• What the task requires: Gather the lines that hold the string "only".
********************
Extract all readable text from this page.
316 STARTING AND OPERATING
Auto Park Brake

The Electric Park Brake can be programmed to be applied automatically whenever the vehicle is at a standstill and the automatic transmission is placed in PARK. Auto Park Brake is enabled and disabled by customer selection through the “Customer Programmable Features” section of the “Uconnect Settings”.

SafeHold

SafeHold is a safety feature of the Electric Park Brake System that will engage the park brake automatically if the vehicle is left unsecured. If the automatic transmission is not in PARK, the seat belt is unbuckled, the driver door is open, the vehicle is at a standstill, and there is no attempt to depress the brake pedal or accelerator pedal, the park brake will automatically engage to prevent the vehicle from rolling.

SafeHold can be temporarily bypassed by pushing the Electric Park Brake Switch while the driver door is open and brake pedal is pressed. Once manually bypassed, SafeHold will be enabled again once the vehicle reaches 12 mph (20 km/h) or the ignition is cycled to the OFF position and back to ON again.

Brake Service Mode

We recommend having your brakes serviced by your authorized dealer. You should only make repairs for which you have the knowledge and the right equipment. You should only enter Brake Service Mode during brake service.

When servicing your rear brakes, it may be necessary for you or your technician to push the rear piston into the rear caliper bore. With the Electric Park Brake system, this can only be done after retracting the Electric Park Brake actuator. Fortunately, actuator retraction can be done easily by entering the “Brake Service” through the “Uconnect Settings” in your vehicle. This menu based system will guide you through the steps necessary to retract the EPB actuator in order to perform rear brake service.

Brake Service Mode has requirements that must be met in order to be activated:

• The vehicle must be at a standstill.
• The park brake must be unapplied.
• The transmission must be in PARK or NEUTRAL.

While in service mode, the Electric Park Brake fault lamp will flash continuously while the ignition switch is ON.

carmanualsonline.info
********************
• Finished answer:
We recommend having your brakes serviced by your authorized dealer. You should only make repairs for which you have the knowledge and the right equipment. You should only enter Brake Service Mode during brake service.
When servicing your rear brakes, it may be necessary for you or your technician to push the rear piston into the rear caliper bore. With the Electric Park Brake system, this can only be done after retracting the Electric Park Brake actuator. Fortunately, actuator retraction can be done easily by entering the “Brake Service” through the “Uconnect Settings” in your vehicle. This menu based system will guide you through the steps necessary to retract the EPB actuator in order to perform rear brake service.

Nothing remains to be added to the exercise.